** Start of DATASET **
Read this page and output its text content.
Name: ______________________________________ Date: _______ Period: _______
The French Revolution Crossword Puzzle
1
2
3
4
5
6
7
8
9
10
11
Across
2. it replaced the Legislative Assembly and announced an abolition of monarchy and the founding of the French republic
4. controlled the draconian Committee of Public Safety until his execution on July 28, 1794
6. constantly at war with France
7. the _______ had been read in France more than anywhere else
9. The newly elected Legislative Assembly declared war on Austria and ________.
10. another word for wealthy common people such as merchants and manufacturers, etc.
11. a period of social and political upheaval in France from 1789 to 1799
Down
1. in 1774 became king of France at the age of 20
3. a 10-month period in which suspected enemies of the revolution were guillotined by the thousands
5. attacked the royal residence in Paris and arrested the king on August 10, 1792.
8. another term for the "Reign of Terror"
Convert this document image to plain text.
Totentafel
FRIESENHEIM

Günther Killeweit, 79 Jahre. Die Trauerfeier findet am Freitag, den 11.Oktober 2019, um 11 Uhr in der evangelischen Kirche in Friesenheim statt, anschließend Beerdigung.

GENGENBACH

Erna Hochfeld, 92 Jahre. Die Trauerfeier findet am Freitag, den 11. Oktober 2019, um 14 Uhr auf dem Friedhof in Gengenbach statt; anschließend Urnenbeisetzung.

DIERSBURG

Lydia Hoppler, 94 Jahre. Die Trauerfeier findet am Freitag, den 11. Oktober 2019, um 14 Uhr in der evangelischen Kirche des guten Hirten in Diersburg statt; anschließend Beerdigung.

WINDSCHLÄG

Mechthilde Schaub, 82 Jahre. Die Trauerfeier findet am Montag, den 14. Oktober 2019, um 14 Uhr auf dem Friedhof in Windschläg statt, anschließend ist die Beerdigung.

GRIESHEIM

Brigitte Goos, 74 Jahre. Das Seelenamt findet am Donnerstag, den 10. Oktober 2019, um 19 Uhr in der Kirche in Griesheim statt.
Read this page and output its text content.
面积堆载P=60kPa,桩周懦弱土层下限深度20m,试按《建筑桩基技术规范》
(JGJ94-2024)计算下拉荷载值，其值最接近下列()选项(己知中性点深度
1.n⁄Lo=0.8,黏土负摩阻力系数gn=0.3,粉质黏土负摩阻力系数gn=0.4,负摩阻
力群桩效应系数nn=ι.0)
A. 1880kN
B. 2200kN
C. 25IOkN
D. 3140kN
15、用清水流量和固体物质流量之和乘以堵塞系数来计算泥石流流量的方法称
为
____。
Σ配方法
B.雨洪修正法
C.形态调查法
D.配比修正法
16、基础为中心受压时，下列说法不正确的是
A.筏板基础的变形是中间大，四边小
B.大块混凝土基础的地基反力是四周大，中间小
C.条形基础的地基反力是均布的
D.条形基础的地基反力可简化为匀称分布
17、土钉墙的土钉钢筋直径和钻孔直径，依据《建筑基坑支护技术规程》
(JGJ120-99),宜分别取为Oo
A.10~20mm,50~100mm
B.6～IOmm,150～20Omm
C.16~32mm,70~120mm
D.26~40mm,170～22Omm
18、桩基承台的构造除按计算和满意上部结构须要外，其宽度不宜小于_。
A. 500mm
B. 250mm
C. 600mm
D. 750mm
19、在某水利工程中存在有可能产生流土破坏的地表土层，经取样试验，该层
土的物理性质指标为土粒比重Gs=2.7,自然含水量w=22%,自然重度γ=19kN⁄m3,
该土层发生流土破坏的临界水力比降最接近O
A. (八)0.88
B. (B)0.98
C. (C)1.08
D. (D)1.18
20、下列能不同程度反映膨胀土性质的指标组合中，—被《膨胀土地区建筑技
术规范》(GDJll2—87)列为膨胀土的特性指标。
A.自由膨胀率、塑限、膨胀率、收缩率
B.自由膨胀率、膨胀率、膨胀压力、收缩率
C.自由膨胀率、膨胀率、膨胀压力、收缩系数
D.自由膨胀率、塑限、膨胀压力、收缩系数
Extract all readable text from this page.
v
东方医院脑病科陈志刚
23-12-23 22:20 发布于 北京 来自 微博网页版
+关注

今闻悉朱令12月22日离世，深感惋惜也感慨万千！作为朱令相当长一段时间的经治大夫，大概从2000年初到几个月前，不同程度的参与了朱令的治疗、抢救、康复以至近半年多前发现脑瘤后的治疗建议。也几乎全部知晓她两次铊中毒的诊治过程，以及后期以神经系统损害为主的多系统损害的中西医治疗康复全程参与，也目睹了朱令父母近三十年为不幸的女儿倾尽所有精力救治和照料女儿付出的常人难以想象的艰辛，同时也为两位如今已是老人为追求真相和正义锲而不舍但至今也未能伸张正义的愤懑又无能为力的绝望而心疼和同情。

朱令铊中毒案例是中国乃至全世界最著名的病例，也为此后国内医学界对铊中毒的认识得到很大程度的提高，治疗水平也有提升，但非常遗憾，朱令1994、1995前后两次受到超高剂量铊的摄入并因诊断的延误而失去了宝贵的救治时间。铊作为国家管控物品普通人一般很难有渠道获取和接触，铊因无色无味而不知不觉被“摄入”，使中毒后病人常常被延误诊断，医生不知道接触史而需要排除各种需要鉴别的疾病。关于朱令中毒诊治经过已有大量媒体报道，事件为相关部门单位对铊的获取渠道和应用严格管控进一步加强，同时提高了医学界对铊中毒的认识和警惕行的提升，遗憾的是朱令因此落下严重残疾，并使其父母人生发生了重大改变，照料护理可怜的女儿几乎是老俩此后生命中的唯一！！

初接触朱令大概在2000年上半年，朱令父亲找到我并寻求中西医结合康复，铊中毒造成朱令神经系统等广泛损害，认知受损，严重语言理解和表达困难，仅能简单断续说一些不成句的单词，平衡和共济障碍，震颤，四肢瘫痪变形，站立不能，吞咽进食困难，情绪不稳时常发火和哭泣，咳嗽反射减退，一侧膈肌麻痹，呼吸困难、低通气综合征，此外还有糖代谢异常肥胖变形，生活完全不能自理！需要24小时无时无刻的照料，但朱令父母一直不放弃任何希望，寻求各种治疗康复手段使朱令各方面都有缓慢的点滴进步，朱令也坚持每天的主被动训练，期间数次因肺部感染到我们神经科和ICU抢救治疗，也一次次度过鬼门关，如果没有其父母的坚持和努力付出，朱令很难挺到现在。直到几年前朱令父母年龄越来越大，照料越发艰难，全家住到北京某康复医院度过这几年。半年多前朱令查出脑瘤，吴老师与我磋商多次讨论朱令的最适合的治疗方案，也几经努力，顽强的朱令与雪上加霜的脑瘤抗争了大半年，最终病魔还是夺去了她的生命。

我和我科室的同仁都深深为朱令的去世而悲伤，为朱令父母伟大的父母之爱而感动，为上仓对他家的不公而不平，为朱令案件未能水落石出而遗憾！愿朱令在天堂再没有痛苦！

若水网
** End of DATASET **
Locate the lines above that hold the word "evangelischen". Show every one of them.

#### COMPLETE RESPONSE:
Günther Killeweit, 79 Jahre. Die Trauerfeier findet am Freitag, den 11.Oktober 2019, um 11 Uhr in der evangelischen Kirche in Friesenheim statt, anschließend Beerdigung.
Lydia Hoppler, 94 Jahre. Die Trauerfeier findet am Freitag, den 11. Oktober 2019, um 14 Uhr in der evangelischen Kirche des guten Hirten in Diersburg statt; anschließend Beerdigung.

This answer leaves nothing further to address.